▸ **正文部分**:

1. reportStart()函数上报本机信息给ams,从该函数开始
func main() {
...
if config.Config.Enable.Report {
reportStart()
}
...
2. 定时循环上报
func reportStart() {
go report.LoopReport()
}
func LoopReport() {
duration := time.Duration(config.Config.Report.Interval) * time.Second
for {
time.Sleep(duration)
if err := report(); err != nil {
logger.Error("report occur error: ", err)
}
}
}
根据前面配置文件解析内容可知config.Config.Report.Interval是从agent.yml获取到的数据,即每10秒上报一次
report:
# 调用ams的接口上报数据,需要ams的token
token: ams-builtin-token
# 上报周期,单位是秒
interval: 10
3. 上报任务
func report() error {
name, err := os.Hostname()
if err != nil {
return fmt.Errorf("cannot get hostname: %s", err)

带标注的元素条目:
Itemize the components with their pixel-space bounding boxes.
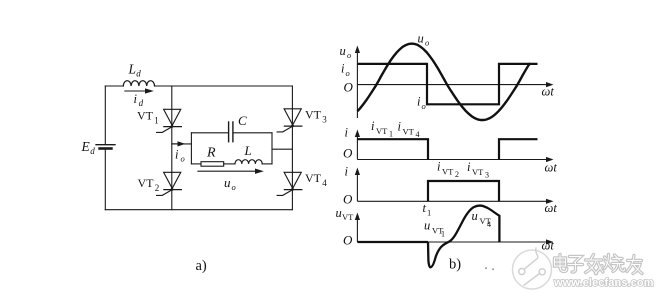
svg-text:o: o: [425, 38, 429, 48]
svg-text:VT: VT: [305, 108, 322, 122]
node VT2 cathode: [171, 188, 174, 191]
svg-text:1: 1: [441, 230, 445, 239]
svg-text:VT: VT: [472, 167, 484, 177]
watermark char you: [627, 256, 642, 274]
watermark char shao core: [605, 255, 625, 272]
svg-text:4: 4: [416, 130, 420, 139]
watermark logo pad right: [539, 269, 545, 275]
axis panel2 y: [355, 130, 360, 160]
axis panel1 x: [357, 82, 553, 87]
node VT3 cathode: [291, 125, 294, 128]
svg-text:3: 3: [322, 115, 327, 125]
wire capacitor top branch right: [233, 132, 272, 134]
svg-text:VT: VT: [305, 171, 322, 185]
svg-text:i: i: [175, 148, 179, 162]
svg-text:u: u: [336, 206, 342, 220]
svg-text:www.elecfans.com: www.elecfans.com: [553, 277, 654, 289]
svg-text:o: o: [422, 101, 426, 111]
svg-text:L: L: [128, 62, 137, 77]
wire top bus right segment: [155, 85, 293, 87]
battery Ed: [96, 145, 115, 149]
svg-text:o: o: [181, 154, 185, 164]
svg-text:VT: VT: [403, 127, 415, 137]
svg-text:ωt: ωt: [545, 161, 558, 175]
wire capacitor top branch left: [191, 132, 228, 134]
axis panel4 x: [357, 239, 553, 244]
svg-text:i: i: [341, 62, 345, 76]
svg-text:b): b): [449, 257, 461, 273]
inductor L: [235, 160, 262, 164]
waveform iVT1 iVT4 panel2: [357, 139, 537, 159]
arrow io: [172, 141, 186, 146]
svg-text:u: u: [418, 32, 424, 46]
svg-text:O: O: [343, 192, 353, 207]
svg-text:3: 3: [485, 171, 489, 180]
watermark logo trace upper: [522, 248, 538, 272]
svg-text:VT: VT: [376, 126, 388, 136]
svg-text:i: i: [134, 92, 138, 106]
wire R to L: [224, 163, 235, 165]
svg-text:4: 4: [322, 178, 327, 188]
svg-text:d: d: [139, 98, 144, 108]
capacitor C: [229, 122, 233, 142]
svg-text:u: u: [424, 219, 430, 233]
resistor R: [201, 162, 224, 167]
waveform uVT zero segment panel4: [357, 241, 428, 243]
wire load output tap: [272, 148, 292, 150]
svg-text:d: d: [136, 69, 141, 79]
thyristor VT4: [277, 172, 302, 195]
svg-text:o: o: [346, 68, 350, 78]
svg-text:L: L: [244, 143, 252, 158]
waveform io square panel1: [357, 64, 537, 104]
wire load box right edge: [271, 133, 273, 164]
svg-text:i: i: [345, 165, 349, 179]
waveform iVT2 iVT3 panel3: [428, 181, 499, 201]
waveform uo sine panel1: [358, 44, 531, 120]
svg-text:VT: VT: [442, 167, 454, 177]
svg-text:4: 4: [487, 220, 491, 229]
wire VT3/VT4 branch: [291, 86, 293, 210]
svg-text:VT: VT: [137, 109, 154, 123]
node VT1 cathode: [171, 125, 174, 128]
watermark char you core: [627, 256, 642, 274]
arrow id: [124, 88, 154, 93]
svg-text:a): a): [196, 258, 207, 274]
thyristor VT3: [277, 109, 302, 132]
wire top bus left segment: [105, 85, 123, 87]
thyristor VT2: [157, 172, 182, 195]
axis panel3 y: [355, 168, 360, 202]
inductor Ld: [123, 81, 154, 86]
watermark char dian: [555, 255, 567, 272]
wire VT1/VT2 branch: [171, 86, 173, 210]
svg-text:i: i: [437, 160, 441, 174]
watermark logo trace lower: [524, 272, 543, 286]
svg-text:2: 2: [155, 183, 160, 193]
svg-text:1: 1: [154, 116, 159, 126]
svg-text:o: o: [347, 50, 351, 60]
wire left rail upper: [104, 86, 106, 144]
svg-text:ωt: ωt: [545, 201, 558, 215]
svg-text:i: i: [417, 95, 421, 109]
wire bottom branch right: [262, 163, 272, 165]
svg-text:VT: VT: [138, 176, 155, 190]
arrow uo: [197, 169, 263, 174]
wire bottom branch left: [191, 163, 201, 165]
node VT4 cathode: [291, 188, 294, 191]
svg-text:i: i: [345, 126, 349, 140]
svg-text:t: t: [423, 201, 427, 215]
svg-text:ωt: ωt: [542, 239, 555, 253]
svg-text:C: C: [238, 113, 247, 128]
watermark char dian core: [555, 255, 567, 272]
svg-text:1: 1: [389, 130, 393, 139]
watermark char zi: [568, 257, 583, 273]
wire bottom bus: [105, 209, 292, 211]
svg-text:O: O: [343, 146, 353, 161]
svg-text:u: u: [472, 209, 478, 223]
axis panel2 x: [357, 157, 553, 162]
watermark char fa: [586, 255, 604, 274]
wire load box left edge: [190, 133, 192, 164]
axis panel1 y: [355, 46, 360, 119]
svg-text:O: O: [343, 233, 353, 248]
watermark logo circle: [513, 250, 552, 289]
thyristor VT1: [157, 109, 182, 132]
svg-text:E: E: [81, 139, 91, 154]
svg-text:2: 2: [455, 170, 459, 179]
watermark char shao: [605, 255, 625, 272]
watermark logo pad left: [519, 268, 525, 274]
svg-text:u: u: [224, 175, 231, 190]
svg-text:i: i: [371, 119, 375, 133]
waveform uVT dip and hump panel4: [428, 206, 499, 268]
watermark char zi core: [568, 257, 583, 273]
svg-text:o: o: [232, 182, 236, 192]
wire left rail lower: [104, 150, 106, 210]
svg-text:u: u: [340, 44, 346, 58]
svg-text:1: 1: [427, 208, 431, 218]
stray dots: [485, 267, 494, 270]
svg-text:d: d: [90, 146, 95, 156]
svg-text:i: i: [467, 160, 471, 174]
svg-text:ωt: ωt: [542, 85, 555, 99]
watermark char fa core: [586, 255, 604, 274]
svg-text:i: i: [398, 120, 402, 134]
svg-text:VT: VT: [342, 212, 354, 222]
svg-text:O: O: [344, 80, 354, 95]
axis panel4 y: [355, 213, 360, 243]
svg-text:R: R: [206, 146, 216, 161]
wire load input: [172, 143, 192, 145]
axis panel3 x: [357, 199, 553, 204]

▸ **任务要求**: 请从上方那篇讲解agent定时向ams上报本机信息的源码分析停下的地方接着写下去。

▸ **最终结果**:
}
//获取上报信息,使用config.Config.Report.Fields,
//可见是根据agent.yml中report:fields上报数据的,
//只需要在agent.yml中添加自定义的上报信息即可
fields, err := gatherFields(config.Config.Report.Fields)
if err != nil {
return err
}
...
}
func gatherFields(m map[string]string) (map[string]string, error) {
ret := make(map[string]string)
for k, v := range m {
//获取具体数据
output, err := exec(v)
if err != nil {
logger.Errorf("get %s by exec %v err:%v", k, v, err)
continue
}
ret[k] = output
}
return ret, nil
}
func exec(shell string) (string, error) {
//虽然直接根据agent.yml文件report:fields字段也能猜测自定义字段也是一条shell命令
//但本处直接确定就是使用shell
out, err := sys.CmdOutTrim("sh", "-c", shell)
if err != nil {
return "", fmt.Errorf("cannot exec `%s', error: %v", shell, err)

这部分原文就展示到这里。